The request: Where the data below has the string "Euler", return the whole line.

** Start Record set **

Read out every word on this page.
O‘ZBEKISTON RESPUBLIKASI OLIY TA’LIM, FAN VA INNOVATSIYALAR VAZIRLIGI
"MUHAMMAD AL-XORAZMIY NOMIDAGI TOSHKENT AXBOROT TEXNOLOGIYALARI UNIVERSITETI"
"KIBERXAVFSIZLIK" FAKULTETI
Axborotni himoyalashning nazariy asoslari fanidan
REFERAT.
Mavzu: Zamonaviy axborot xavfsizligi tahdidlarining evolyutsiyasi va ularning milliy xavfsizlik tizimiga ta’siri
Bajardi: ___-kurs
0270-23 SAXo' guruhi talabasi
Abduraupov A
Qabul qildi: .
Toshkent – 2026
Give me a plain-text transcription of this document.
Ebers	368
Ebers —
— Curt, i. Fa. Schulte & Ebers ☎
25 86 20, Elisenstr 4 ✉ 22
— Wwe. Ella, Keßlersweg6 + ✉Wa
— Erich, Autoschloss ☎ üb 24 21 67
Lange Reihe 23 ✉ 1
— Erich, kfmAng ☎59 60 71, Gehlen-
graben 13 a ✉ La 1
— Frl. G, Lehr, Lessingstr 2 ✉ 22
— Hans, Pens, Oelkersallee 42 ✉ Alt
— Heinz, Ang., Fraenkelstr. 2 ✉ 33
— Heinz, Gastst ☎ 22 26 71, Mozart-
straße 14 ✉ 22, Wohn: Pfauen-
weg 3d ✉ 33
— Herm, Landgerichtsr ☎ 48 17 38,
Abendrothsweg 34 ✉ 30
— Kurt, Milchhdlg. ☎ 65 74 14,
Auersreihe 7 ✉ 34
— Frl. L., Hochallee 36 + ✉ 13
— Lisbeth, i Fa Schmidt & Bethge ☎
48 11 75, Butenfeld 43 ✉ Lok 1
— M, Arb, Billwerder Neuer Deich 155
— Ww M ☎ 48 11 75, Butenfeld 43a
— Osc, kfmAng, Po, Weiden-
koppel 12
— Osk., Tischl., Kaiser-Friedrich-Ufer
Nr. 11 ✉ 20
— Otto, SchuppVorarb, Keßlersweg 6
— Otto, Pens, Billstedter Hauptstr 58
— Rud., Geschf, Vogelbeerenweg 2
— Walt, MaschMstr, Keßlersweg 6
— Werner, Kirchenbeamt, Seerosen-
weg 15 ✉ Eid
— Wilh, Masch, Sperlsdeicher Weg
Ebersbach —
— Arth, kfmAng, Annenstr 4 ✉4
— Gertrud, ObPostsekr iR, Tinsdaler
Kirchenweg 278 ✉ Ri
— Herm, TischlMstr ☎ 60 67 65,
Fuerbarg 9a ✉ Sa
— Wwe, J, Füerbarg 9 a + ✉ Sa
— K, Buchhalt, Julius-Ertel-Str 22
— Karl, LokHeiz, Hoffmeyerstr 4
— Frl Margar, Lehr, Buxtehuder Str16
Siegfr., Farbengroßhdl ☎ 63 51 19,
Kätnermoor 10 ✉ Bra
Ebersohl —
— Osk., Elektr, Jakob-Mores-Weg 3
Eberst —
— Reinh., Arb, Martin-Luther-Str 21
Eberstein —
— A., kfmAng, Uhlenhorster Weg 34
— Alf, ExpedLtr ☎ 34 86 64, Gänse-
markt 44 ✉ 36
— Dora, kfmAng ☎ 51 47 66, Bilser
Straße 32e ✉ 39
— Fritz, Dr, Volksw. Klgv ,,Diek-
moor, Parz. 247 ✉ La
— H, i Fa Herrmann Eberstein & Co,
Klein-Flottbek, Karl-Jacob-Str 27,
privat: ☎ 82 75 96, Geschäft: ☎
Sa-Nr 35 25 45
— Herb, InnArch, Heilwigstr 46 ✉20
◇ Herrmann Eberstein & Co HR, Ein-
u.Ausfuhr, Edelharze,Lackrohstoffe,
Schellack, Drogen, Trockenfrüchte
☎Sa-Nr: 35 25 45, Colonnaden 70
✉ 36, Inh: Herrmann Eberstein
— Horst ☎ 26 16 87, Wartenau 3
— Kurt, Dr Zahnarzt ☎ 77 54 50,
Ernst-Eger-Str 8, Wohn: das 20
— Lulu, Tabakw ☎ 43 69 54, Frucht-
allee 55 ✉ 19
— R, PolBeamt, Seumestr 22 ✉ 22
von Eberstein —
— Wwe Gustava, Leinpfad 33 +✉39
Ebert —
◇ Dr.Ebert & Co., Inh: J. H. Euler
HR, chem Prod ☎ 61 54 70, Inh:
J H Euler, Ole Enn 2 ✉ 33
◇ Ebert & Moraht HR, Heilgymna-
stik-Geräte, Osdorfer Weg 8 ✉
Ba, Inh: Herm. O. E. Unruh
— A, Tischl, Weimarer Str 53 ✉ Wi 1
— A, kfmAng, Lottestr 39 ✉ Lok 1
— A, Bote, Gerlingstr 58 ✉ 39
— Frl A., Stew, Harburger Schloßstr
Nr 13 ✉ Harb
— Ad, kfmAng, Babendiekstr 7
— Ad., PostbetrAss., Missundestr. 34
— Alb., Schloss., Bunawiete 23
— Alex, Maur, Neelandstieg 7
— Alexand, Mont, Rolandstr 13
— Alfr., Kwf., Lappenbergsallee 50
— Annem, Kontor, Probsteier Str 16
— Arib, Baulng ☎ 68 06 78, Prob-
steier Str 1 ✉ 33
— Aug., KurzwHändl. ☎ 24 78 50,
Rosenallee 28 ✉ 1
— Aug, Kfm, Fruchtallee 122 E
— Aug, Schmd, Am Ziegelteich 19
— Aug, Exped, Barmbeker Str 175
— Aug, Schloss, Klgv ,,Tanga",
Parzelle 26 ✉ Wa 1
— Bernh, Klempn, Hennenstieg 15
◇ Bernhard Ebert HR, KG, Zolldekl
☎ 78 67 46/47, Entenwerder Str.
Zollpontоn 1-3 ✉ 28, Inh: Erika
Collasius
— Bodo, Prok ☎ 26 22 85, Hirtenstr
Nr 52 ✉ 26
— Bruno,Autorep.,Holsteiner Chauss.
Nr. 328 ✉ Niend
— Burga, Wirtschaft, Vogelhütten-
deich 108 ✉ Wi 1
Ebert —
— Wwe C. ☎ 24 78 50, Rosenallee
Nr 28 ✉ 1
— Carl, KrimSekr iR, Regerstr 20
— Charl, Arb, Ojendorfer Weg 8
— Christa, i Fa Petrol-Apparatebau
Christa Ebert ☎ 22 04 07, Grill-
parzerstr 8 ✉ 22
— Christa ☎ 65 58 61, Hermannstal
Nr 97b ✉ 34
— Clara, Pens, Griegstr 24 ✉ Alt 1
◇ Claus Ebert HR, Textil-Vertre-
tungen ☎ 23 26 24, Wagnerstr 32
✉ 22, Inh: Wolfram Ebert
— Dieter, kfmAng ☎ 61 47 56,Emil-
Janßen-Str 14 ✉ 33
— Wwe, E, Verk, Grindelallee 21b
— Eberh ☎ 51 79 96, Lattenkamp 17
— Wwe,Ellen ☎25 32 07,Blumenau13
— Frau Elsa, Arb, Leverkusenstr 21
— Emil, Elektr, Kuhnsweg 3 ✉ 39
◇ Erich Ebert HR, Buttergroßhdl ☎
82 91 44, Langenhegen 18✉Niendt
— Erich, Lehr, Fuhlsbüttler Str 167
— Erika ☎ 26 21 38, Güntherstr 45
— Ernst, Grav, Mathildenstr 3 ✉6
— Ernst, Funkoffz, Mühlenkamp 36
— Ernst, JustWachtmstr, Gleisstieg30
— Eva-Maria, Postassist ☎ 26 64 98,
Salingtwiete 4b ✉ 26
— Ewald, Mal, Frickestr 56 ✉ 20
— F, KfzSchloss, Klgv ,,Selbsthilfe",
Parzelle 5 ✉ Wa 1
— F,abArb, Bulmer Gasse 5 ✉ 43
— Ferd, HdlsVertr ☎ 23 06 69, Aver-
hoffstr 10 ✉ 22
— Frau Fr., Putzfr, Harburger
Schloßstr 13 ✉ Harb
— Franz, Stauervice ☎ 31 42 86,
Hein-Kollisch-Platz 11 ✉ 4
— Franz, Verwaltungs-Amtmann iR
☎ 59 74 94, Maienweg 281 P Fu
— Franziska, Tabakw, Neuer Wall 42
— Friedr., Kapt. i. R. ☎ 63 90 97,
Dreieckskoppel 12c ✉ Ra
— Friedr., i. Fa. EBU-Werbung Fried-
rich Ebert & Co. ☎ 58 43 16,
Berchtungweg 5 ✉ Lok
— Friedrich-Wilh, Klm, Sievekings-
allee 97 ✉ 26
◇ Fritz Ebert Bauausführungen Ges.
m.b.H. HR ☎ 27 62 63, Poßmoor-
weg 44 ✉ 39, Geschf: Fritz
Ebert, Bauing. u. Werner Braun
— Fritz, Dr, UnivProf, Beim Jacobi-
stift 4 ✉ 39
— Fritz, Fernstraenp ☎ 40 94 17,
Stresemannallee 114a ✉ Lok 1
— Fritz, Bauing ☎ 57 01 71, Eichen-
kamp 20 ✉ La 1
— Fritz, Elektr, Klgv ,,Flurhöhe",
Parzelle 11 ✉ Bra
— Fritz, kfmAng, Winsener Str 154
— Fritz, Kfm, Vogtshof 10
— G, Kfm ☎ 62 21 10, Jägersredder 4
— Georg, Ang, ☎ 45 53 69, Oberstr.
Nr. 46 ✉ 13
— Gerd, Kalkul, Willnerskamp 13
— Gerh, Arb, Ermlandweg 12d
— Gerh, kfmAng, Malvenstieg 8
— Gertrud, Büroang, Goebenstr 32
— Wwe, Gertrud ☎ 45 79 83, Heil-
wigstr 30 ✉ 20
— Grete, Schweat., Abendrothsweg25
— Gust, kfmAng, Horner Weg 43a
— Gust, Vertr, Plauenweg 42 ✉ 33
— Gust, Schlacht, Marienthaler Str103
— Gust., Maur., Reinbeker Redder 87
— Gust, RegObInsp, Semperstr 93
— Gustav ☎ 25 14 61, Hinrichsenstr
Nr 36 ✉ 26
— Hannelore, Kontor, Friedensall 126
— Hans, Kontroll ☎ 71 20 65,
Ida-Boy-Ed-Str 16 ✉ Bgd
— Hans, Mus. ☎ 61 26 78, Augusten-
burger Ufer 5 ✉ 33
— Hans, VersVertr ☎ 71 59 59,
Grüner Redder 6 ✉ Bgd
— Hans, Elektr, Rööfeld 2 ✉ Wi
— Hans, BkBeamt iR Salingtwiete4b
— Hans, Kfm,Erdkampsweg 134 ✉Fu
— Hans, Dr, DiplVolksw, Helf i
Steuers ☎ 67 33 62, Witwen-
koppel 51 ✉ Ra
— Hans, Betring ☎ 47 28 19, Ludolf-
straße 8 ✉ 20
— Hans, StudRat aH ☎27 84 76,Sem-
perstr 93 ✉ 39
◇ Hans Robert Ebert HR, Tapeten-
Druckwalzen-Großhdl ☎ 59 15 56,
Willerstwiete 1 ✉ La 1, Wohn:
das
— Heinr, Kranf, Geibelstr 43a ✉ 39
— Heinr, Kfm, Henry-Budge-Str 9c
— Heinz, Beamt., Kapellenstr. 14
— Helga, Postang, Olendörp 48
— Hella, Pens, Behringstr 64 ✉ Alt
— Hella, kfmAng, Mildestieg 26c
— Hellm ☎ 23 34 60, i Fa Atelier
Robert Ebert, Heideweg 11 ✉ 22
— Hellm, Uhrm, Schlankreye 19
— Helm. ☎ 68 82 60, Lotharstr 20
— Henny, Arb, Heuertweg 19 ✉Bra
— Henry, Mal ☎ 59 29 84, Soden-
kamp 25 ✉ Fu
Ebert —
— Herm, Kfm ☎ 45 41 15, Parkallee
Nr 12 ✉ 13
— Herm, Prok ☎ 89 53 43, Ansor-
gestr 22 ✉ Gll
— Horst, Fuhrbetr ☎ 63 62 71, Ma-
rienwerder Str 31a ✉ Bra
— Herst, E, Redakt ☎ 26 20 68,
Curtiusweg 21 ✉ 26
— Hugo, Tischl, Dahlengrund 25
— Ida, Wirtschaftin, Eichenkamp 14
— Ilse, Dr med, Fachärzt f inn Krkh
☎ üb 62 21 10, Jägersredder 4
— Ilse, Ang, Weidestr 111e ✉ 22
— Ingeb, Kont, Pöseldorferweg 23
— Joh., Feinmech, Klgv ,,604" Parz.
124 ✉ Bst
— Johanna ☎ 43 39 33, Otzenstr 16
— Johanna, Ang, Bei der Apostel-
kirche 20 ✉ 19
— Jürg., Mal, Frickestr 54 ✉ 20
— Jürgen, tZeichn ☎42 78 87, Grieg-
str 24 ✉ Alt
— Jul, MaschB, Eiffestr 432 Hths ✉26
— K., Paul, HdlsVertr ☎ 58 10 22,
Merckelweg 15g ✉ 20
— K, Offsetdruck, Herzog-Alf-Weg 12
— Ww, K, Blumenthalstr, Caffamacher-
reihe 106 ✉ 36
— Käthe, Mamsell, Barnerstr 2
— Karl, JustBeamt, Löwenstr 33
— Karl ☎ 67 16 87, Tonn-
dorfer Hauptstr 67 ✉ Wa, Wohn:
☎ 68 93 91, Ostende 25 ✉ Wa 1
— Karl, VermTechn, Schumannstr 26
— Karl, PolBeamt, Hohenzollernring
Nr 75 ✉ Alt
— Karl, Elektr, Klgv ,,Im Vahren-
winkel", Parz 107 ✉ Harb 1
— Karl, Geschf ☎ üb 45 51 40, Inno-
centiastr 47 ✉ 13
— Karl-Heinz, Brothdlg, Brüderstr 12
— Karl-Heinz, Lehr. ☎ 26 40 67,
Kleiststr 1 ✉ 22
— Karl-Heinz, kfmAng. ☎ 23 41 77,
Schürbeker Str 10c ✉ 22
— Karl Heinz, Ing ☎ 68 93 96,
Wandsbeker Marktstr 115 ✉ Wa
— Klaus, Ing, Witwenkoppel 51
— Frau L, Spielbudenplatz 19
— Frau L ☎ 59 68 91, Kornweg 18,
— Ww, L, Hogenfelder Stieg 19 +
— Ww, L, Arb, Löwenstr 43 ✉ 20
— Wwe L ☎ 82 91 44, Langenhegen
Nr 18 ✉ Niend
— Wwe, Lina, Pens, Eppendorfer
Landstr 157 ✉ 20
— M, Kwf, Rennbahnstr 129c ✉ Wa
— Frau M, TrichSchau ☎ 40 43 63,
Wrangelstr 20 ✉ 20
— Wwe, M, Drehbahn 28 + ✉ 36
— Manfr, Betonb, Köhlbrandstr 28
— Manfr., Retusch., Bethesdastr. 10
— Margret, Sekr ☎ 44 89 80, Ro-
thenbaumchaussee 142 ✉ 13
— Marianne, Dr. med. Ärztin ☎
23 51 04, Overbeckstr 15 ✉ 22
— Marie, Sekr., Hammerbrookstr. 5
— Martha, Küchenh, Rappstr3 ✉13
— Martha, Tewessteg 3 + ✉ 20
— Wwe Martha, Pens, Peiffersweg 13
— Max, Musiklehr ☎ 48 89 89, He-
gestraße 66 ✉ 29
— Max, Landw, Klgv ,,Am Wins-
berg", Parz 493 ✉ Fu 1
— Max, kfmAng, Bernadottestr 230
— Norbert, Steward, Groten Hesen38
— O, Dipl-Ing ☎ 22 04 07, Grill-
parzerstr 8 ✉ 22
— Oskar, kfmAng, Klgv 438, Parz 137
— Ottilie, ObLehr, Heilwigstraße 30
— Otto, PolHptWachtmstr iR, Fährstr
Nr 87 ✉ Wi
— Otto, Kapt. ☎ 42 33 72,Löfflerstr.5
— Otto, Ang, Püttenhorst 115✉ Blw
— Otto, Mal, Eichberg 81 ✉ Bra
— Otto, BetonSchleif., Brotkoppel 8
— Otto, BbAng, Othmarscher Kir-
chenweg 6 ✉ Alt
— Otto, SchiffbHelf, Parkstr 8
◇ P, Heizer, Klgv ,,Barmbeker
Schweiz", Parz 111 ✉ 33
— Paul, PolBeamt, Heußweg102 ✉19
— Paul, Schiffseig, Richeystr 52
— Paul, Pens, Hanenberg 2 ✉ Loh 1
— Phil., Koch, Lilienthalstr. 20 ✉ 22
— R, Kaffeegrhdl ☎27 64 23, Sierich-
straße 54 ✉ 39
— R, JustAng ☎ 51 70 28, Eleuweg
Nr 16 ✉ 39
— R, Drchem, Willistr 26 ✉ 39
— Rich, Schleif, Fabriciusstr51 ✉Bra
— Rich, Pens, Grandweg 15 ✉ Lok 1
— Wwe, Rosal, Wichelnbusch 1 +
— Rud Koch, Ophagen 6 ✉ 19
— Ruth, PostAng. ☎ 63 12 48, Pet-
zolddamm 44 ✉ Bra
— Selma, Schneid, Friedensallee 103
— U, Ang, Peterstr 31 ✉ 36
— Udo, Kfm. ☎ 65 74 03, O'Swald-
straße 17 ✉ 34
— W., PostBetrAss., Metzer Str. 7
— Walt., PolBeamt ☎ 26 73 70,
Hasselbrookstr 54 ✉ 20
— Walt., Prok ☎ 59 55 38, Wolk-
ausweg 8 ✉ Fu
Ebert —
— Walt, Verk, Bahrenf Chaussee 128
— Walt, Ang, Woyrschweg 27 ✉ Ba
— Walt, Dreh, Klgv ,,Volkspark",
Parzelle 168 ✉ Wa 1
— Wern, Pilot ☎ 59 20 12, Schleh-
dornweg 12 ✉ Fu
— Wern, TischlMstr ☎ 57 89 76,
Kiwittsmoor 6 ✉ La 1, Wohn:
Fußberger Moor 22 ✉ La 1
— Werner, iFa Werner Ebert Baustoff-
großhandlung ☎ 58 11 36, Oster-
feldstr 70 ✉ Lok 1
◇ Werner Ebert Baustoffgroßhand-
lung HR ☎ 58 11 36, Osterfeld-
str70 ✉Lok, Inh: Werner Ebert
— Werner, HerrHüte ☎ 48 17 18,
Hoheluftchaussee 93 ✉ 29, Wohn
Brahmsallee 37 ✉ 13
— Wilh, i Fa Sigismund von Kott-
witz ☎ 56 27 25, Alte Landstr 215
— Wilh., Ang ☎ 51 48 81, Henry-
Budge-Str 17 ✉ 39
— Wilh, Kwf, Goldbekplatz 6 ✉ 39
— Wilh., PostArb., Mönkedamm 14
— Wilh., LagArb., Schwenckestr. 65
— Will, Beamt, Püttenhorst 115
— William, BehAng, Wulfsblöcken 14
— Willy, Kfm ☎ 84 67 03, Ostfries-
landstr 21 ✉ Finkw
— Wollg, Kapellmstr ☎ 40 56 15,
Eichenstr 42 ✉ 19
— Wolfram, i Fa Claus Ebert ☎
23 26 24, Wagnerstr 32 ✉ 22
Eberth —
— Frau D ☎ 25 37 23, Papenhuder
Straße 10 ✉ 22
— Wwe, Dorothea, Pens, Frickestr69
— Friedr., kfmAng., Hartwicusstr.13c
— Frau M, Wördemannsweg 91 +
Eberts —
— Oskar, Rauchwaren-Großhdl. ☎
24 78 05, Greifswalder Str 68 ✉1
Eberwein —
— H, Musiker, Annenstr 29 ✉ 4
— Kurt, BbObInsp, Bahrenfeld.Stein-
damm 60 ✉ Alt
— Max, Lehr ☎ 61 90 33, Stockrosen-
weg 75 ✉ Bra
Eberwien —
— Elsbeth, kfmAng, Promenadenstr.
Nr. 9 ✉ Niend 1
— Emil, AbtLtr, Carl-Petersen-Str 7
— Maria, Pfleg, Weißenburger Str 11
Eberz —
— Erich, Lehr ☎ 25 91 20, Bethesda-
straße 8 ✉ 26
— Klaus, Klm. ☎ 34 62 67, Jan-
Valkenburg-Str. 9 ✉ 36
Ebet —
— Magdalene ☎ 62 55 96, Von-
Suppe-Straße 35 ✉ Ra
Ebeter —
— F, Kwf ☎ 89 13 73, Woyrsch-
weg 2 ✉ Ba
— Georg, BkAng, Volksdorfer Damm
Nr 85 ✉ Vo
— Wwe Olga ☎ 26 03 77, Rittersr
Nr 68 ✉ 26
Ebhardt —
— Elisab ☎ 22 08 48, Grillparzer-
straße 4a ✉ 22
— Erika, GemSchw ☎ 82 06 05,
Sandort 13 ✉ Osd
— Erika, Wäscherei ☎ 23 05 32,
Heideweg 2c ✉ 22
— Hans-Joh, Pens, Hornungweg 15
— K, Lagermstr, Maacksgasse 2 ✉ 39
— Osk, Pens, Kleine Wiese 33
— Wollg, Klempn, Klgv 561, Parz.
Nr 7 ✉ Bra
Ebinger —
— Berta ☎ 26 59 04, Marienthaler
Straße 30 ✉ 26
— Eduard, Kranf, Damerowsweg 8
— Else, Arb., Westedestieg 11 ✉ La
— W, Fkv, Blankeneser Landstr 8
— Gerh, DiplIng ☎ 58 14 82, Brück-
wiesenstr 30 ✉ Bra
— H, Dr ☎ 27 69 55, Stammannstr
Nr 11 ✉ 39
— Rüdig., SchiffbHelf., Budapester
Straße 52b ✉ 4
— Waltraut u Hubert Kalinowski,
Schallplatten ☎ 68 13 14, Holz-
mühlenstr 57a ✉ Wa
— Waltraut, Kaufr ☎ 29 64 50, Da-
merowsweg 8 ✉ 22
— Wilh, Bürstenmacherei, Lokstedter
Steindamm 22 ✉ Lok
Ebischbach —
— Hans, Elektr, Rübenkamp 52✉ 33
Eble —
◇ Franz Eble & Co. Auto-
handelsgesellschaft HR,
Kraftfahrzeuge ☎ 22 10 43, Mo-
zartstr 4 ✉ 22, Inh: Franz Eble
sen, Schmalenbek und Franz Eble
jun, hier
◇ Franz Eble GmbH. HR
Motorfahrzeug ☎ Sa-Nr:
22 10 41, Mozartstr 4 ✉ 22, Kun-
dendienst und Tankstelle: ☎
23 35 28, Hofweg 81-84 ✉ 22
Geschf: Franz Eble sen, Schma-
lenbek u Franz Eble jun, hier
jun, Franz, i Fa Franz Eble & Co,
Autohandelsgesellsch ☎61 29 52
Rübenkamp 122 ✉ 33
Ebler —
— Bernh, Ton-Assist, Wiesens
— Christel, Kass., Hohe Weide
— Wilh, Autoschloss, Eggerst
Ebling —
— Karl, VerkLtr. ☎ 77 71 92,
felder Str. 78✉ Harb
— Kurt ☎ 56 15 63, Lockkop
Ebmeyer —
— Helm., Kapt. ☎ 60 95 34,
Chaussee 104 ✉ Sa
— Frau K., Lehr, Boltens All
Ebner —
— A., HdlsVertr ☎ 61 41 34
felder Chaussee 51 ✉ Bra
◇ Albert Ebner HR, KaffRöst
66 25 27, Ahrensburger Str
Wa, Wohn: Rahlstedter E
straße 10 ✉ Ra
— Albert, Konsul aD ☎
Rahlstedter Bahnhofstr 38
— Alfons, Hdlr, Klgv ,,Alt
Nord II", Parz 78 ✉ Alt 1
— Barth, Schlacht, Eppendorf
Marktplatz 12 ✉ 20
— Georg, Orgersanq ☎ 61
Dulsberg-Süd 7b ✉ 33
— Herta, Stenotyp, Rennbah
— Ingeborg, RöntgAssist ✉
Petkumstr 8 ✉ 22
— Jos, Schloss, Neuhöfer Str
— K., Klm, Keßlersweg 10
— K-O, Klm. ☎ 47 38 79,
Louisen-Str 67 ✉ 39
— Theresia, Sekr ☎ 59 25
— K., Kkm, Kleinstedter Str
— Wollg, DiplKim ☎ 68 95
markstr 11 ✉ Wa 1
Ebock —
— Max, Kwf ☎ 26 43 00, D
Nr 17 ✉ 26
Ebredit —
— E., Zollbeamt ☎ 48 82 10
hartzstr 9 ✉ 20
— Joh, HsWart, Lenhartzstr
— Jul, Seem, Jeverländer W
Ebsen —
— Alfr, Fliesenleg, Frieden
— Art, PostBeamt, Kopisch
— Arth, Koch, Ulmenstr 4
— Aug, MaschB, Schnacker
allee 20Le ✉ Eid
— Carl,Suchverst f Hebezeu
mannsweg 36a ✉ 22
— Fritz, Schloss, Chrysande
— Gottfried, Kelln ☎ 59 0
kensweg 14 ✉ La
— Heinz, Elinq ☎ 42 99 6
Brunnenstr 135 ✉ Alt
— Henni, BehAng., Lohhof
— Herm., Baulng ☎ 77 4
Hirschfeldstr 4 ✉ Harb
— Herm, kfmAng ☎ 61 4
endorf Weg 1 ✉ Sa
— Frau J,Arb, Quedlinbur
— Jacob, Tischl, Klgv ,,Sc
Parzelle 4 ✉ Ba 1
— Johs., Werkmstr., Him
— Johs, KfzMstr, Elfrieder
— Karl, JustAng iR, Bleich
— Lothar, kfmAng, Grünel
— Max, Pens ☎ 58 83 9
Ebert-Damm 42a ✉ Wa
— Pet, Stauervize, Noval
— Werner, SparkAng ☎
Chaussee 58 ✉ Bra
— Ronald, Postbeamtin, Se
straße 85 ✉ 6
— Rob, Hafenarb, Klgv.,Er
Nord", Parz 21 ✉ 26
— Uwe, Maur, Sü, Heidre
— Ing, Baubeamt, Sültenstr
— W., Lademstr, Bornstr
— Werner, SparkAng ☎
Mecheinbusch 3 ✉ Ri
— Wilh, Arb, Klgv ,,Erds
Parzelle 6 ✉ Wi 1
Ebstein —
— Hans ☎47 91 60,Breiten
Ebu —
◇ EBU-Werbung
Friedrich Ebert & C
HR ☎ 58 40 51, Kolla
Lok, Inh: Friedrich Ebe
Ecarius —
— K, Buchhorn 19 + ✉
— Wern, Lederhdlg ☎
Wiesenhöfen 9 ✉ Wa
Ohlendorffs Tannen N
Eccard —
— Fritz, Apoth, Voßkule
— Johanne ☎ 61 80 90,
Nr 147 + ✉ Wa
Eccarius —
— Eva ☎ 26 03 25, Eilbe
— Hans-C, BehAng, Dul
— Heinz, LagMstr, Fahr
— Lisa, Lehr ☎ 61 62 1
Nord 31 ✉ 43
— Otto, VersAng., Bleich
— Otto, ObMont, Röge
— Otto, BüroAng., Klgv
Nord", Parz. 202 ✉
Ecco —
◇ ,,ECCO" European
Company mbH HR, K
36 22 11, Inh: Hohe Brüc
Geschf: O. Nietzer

** End Record set **

The output:
◇ Dr.Ebert & Co., Inh: J. H. Euler
J H Euler, Ole Enn 2 ✉ 33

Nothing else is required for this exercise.